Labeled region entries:
--- Begin ---
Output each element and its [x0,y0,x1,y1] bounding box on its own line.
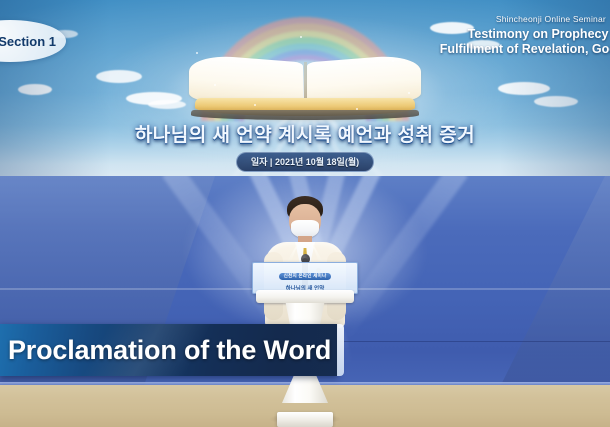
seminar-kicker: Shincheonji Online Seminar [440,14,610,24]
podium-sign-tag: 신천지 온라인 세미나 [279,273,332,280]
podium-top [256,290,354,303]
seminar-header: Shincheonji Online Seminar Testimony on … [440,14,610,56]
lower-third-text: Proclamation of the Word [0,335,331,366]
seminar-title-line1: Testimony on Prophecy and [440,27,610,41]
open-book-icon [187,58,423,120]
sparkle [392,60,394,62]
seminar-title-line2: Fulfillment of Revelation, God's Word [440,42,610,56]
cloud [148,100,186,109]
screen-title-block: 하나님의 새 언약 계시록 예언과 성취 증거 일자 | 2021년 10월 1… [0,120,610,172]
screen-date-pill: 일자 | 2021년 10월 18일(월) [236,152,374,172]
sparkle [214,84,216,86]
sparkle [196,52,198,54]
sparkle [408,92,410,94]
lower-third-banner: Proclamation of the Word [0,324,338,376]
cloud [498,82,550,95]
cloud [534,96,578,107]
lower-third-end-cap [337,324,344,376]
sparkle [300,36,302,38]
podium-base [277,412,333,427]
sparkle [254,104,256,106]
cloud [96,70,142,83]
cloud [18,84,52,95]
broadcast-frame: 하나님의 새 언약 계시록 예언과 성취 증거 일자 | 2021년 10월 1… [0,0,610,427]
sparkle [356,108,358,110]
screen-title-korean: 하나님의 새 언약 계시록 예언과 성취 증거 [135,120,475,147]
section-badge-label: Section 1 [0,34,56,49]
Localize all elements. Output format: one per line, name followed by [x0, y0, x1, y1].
--- End ---
Set exercise:
Please copy every line of the entries above word for word, leaving out the pictures.

Answer to this exercise:
Output each element and its [x0,y0,x1,y1] bounding box on its own line.
seminar-kicker: Shincheonji Online Seminar [440,14,610,24]
podium-sign-tag: 신천지 온라인 세미나 [279,273,332,280]
podium-top [256,290,354,303]
seminar-header: Shincheonji Online Seminar Testimony on … [440,14,610,56]
lower-third-text: Proclamation of the Word [0,335,331,366]
seminar-title-line1: Testimony on Prophecy and [440,27,610,41]
open-book-icon [187,58,423,120]
sparkle [392,60,394,62]
seminar-title-line2: Fulfillment of Revelation, God's Word [440,42,610,56]
cloud [148,100,186,109]
screen-title-block: 하나님의 새 언약 계시록 예언과 성취 증거 일자 | 2021년 10월 1… [0,120,610,172]
screen-date-pill: 일자 | 2021년 10월 18일(월) [236,152,374,172]
sparkle [214,84,216,86]
sparkle [196,52,198,54]
sparkle [408,92,410,94]
lower-third-banner: Proclamation of the Word [0,324,338,376]
cloud [498,82,550,95]
cloud [534,96,578,107]
lower-third-end-cap [337,324,344,376]
sparkle [300,36,302,38]
podium-base [277,412,333,427]
sparkle [254,104,256,106]
cloud [96,70,142,83]
cloud [18,84,52,95]
broadcast-frame: 하나님의 새 언약 계시록 예언과 성취 증거 일자 | 2021년 10월 1… [0,0,610,427]
sparkle [356,108,358,110]
screen-title-korean: 하나님의 새 언약 계시록 예언과 성취 증거 [135,120,475,147]
section-badge-label: Section 1 [0,34,56,49]
Localize all elements. Output format: one per line, name followed by [x0, y0, x1, y1].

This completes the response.